What the task requires:
Read the material below. Count the lines containing "birthday" and give that count alone.

— BEGIN Task inputs —

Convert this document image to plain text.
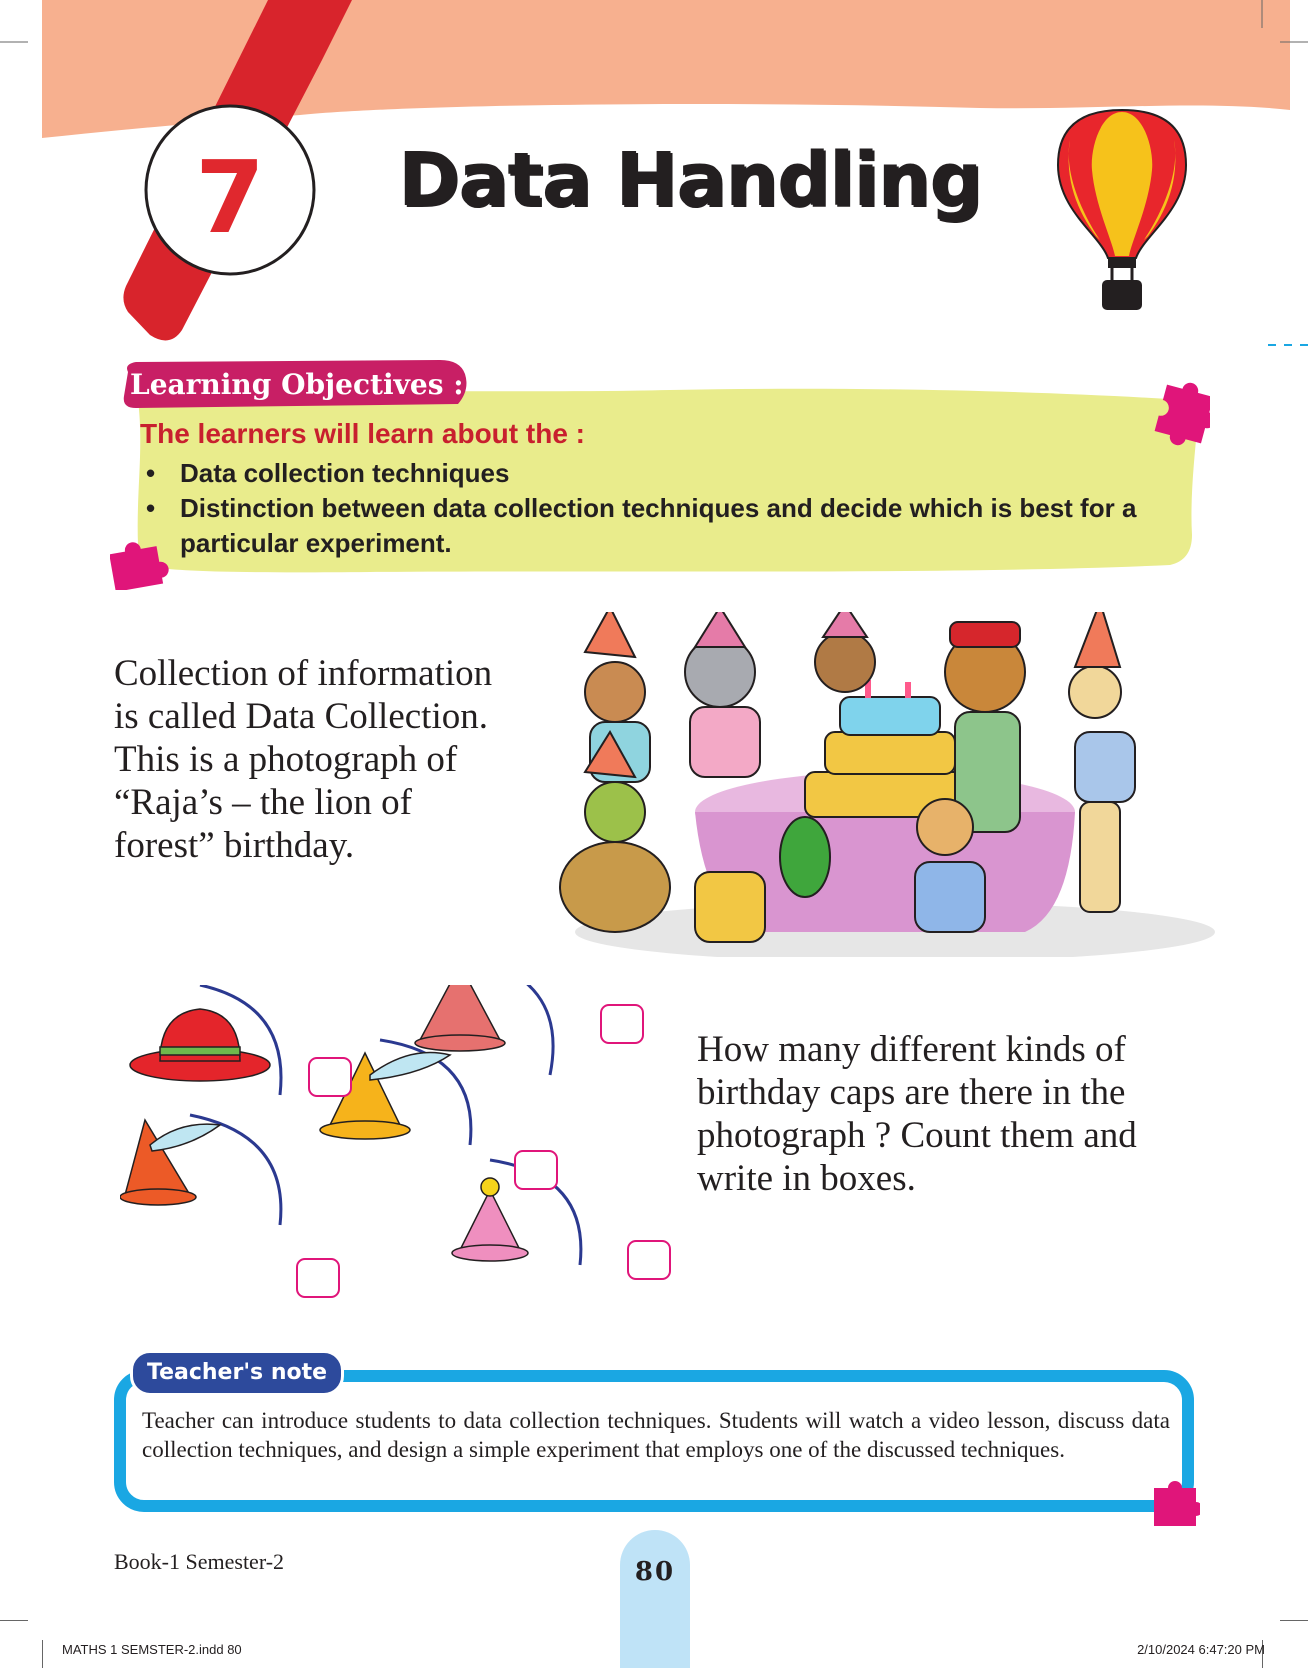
7	Data Handling
Learning Objectives :
The learners will learn about the :
• Data collection techniques
• Distinction between data collection techniques and decide which is best for a particular experiment.
Collection of information
is called Data Collection.
This is a photograph of
“Raja’s – the lion of
forest” birthday.
How many different kinds of
birthday caps are there in the
photograph ? Count them and
write in boxes.
Teacher's note
Teacher can introduce students to data collection techniques. Students will watch a video lesson, discuss data collection techniques, and design a simple experiment that employs one of the discussed techniques.
Book-1 Semester-2	80
MATHS 1 SEMSTER-2.indd 80	2/10/2024 6:47:20 PM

— END Task inputs —

Task answer:
2